# Problem to work on
Identify each line in the records below that contains the word "местного", and copy it.

■ ■ ■

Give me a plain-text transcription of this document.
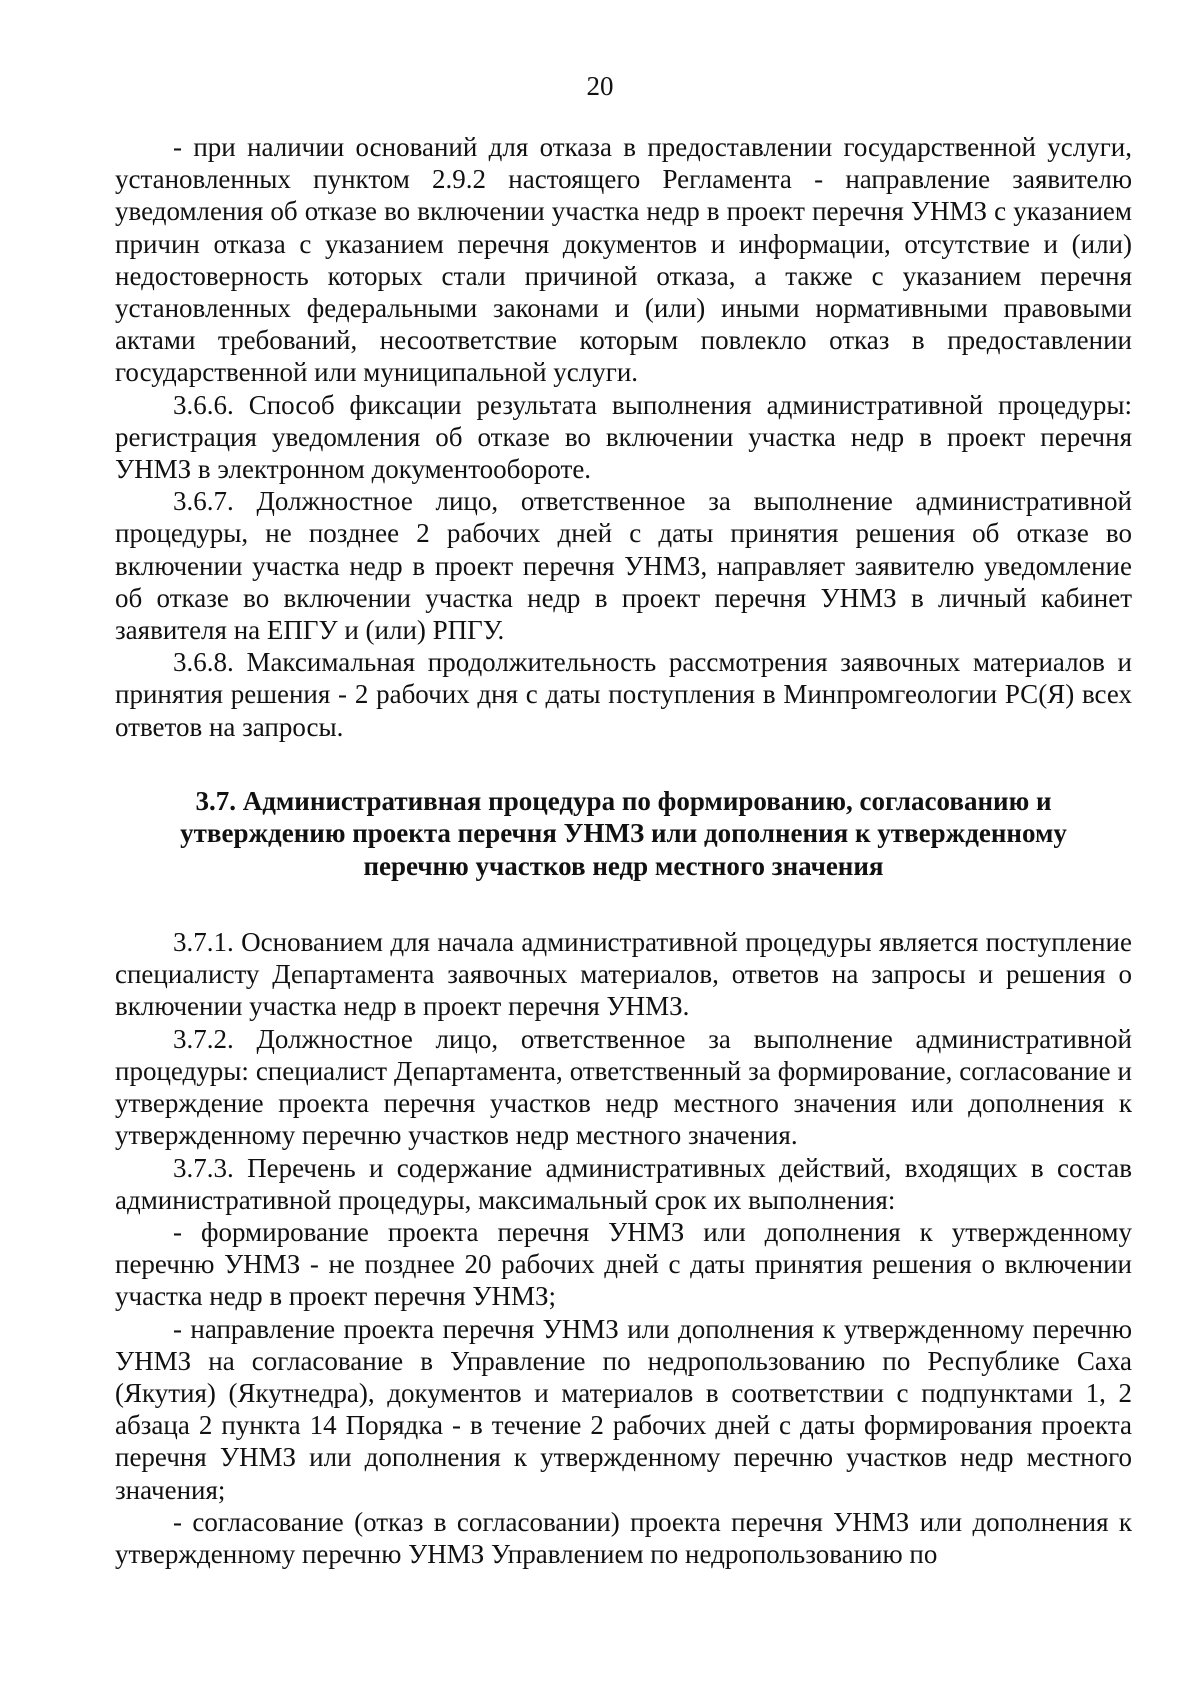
20

- при наличии оснований для отказа в предоставлении государственной услуги, установленных пунктом 2.9.2 настоящего Регламента - направление заявителю уведомления об отказе во включении участка недр в проект перечня УНМЗ с указанием причин отказа с указанием перечня документов и информации, отсутствие и (или) недостоверность которых стали причиной отказа, а также с указанием перечня установленных федеральными законами и (или) иными нормативными правовыми актами требований, несоответствие которым повлекло отказ в предоставлении государственной или муниципальной услуги.

3.6.6. Способ фиксации результата выполнения административной процедуры: регистрация уведомления об отказе во включении участка недр в проект перечня УНМЗ в электронном документообороте.

3.6.7. Должностное лицо, ответственное за выполнение административной процедуры, не позднее 2 рабочих дней с даты принятия решения об отказе во включении участка недр в проект перечня УНМЗ, направляет заявителю уведомление об отказе во включении участка недр в проект перечня УНМЗ в личный кабинет заявителя на ЕПГУ и (или) РПГУ.

3.6.8. Максимальная продолжительность рассмотрения заявочных материалов и принятия решения - 2 рабочих дня с даты поступления в Минпромгеологии РС(Я) всех ответов на запросы.

3.7. Административная процедура по формированию, согласованию и утверждению проекта перечня УНМЗ или дополнения к утвержденному перечню участков недр местного значения

3.7.1. Основанием для начала административной процедуры является поступление специалисту Департамента заявочных материалов, ответов на запросы и решения о включении участка недр в проект перечня УНМЗ.

3.7.2. Должностное лицо, ответственное за выполнение административной процедуры: специалист Департамента, ответственный за формирование, согласование и утверждение проекта перечня участков недр местного значения или дополнения к утвержденному перечню участков недр местного значения.

3.7.3. Перечень и содержание административных действий, входящих в состав административной процедуры, максимальный срок их выполнения:

- формирование проекта перечня УНМЗ или дополнения к утвержденному перечню УНМЗ - не позднее 20 рабочих дней с даты принятия решения о включении участка недр в проект перечня УНМЗ;

- направление проекта перечня УНМЗ или дополнения к утвержденному перечню УНМЗ на согласование в Управление по недропользованию по Республике Саха (Якутия) (Якутнедра), документов и материалов в соответствии с подпунктами 1, 2 абзаца 2 пункта 14 Порядка - в течение 2 рабочих дней с даты формирования проекта перечня УНМЗ или дополнения к утвержденному перечню участков недр местного значения;

- согласование (отказ в согласовании) проекта перечня УНМЗ или дополнения к утвержденному перечню УНМЗ Управлением по недропользованию по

■ ■ ■

# Output for this task
3.7. Административная процедура по формированию, согласованию и утверждению проекта перечня УНМЗ или дополнения к утвержденному перечню участков недр местного значения
3.7.2. Должностное лицо, ответственное за выполнение административной процедуры: специалист Департамента, ответственный за формирование, согласование и утверждение проекта перечня участков недр местного значения или дополнения к утвержденному перечню участков недр местного значения.
- направление проекта перечня УНМЗ или дополнения к утвержденному перечню УНМЗ на согласование в Управление по недропользованию по Республике Саха (Якутия) (Якутнедра), документов и материалов в соответствии с подпунктами 1, 2 абзаца 2 пункта 14 Порядка - в течение 2 рабочих дней с даты формирования проекта перечня УНМЗ или дополнения к утвержденному перечню участков недр местного значения;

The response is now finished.